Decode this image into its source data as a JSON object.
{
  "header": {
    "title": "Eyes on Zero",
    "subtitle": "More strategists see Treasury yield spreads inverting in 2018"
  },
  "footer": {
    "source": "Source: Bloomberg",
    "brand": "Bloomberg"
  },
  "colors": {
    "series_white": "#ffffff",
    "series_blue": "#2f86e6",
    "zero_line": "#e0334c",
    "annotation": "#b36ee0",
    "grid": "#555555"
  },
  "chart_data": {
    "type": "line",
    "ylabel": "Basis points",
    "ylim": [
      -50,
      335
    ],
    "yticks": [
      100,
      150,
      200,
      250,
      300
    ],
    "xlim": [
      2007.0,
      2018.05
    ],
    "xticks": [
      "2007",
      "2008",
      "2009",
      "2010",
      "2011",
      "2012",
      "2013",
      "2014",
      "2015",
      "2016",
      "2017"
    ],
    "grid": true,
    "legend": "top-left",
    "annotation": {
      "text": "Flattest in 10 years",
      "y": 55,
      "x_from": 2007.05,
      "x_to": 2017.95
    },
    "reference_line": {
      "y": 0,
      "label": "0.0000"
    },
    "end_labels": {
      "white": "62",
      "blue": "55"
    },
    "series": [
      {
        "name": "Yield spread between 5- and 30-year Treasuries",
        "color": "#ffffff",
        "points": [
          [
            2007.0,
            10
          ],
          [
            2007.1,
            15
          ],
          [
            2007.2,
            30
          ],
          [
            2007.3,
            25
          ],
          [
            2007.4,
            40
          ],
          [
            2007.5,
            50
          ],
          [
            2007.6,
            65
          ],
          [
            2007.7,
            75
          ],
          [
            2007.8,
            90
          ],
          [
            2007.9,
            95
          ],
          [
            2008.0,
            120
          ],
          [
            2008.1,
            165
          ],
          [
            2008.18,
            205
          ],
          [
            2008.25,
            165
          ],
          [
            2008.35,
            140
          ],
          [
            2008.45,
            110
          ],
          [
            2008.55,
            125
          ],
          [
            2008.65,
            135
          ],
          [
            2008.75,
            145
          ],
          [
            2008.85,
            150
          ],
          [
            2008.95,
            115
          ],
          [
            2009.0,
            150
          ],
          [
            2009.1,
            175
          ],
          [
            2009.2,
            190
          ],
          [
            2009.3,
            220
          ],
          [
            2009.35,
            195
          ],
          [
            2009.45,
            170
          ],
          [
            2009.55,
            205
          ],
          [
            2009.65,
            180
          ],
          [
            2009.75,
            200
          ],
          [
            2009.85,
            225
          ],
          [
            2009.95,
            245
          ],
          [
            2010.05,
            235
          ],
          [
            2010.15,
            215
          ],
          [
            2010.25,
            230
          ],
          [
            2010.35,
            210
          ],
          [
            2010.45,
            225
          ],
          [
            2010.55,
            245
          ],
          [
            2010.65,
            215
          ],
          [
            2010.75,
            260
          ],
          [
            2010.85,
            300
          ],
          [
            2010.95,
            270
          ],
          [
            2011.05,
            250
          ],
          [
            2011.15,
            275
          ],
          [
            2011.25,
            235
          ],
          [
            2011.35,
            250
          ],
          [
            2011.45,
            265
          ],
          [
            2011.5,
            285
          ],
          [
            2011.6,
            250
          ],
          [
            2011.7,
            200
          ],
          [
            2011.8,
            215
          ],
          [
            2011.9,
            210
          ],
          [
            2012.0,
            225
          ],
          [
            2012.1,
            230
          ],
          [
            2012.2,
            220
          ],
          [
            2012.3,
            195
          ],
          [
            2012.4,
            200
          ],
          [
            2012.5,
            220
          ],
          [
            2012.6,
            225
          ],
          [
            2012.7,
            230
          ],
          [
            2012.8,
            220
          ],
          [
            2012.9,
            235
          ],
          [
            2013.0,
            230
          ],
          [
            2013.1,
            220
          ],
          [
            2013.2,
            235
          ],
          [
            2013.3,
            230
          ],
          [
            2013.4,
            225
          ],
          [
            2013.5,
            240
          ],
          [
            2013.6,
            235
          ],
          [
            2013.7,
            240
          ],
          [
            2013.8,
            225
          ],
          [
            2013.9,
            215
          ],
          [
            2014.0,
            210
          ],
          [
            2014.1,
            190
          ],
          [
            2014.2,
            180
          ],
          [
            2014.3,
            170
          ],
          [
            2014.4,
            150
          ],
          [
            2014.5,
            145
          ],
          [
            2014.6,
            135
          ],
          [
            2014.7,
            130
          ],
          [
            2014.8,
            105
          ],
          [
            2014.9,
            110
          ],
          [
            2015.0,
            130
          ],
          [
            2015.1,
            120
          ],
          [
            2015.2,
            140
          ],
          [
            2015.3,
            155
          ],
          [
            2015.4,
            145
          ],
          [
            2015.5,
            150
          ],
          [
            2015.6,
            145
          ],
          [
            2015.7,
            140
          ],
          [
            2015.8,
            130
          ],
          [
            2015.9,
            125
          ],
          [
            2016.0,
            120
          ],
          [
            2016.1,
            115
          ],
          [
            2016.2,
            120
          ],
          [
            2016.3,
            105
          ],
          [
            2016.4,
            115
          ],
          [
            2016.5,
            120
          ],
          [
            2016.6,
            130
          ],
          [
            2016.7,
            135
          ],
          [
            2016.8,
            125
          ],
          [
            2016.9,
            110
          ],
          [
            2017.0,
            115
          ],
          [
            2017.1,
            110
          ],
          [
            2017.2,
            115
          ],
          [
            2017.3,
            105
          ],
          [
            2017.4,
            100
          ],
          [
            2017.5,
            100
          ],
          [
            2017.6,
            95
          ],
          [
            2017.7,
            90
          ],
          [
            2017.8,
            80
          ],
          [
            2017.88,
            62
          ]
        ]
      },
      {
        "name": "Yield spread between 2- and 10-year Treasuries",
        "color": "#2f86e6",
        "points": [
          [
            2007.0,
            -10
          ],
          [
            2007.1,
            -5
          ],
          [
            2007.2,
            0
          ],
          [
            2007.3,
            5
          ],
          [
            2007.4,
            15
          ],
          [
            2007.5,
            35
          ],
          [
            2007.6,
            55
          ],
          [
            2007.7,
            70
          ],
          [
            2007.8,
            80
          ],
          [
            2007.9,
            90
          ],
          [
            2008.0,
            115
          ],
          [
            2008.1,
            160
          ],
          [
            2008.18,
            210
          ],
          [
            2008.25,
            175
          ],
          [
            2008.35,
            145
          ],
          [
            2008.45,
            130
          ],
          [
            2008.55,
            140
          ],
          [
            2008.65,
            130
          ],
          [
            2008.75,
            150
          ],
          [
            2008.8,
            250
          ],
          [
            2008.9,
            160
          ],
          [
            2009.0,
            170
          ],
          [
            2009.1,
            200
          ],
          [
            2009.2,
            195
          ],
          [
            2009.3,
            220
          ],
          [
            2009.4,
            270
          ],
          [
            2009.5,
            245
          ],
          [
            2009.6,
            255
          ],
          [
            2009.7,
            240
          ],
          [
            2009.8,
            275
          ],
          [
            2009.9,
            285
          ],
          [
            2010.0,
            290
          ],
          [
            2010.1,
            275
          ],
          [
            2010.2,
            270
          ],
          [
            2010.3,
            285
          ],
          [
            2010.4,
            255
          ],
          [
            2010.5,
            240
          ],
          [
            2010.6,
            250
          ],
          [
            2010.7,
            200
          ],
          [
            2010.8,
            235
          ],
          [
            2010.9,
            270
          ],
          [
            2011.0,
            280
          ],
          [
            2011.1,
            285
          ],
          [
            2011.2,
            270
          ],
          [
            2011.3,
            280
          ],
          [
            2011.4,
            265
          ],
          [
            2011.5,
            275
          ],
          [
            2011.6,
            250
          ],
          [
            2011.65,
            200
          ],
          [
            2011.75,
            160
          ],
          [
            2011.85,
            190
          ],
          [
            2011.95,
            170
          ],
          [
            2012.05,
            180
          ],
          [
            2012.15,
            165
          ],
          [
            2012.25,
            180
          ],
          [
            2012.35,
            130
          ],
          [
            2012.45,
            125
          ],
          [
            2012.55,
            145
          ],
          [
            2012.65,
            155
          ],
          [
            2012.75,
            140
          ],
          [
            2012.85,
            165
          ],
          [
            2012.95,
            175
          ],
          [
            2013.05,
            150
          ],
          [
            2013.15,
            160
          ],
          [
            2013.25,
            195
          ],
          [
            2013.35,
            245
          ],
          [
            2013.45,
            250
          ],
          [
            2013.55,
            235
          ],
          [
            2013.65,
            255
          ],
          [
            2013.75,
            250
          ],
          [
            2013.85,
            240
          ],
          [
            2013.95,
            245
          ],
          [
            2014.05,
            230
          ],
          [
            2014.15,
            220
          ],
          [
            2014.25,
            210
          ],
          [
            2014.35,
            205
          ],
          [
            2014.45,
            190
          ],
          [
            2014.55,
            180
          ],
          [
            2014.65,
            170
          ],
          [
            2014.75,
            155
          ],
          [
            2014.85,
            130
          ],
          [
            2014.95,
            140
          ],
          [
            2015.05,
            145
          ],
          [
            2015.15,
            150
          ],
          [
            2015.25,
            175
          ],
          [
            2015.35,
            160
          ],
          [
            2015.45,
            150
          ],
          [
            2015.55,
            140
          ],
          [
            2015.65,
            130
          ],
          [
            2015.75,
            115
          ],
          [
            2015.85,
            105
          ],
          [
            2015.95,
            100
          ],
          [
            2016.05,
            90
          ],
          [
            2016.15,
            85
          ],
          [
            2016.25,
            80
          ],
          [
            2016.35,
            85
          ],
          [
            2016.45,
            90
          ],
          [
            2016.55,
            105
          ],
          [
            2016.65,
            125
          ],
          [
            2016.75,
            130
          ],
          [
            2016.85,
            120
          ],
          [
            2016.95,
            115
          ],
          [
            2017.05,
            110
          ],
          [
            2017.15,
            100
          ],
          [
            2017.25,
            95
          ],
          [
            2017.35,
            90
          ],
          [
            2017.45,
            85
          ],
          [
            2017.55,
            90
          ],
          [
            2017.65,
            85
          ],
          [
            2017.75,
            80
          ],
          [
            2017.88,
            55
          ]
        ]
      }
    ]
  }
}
——
— JOB —
Go through the records and show every line with the string "name" in it.

— EXERCISE ANSWER —
        "name": "Yield spread between 5- and 30-year Treasuries",
        "name": "Yield spread between 2- and 10-year Treasuries",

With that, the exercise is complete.